- _TASK GOAL_
Pick out every line in the data below that holds "color".

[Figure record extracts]
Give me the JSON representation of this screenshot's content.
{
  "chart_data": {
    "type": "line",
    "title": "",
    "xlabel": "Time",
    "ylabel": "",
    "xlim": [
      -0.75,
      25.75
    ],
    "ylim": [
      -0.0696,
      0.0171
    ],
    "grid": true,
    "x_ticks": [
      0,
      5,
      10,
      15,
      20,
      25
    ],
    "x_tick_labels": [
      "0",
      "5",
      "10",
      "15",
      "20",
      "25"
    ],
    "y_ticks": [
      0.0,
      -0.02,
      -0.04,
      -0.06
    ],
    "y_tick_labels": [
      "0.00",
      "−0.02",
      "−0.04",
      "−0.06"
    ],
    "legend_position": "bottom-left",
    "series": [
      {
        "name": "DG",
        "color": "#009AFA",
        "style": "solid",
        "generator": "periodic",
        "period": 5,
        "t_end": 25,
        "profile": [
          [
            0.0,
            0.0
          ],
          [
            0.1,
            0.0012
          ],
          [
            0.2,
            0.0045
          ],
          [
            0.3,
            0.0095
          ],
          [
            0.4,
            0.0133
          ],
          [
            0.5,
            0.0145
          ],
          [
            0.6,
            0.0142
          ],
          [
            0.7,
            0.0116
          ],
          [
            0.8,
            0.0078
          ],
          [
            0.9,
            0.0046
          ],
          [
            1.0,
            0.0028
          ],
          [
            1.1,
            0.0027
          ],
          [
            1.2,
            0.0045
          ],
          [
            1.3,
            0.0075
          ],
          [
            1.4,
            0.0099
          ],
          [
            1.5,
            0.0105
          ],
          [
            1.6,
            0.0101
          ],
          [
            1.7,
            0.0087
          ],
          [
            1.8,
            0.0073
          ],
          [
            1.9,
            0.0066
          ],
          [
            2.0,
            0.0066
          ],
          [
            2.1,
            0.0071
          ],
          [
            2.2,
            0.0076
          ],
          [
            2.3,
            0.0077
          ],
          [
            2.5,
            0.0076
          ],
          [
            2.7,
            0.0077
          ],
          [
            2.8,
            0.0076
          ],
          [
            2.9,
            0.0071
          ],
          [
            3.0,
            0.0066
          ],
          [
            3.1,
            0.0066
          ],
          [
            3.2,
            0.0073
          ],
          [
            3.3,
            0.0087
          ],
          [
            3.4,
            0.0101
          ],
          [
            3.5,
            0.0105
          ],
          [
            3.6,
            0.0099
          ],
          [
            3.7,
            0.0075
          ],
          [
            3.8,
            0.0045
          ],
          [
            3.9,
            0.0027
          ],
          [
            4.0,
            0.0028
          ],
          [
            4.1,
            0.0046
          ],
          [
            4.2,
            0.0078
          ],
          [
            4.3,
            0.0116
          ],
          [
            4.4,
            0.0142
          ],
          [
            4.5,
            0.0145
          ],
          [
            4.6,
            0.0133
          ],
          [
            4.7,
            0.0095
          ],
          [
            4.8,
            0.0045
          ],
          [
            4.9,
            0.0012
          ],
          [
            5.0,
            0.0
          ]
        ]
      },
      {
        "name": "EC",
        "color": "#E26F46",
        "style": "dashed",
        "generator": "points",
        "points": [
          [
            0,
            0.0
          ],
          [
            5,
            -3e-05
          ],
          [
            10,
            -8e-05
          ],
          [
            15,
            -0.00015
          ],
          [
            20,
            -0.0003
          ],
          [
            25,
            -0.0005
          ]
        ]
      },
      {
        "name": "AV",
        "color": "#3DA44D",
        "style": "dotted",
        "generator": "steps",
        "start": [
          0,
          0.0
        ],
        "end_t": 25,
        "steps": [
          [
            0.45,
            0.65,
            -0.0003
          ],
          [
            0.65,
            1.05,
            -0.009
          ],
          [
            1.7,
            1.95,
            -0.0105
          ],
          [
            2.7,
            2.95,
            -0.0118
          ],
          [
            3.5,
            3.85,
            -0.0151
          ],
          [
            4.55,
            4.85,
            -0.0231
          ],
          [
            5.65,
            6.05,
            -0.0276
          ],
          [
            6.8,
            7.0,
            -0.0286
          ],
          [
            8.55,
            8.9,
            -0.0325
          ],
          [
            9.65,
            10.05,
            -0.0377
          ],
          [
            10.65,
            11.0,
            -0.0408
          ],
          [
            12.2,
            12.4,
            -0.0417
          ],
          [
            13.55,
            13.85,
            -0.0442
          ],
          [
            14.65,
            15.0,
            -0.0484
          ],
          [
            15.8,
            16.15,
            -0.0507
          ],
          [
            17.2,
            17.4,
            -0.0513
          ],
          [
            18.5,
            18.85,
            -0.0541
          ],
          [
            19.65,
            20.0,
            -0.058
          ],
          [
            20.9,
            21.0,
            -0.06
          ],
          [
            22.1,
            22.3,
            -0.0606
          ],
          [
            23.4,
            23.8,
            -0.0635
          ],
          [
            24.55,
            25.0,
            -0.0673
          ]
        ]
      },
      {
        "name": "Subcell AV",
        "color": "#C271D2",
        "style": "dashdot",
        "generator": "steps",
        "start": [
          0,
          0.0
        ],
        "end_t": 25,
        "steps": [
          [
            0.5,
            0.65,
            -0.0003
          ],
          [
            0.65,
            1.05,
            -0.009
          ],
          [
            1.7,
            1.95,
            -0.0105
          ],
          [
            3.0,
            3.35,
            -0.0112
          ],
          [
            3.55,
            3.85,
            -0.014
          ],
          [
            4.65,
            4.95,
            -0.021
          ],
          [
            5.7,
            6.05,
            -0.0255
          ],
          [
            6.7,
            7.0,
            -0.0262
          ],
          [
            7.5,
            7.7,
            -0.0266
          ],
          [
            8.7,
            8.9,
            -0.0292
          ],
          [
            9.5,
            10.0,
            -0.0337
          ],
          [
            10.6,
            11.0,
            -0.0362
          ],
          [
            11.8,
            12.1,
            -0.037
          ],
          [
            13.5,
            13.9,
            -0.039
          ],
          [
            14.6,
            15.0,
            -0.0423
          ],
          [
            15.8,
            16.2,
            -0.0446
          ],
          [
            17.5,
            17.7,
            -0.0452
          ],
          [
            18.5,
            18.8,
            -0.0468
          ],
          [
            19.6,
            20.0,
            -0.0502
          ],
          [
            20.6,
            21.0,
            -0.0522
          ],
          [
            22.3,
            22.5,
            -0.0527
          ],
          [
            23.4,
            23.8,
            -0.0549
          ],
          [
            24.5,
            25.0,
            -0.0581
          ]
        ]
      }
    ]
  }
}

- _RESULT OF THE EXERCISE_
        "color": "#009AFA",
        "color": "#E26F46",
        "color": "#3DA44D",
        "color": "#C271D2",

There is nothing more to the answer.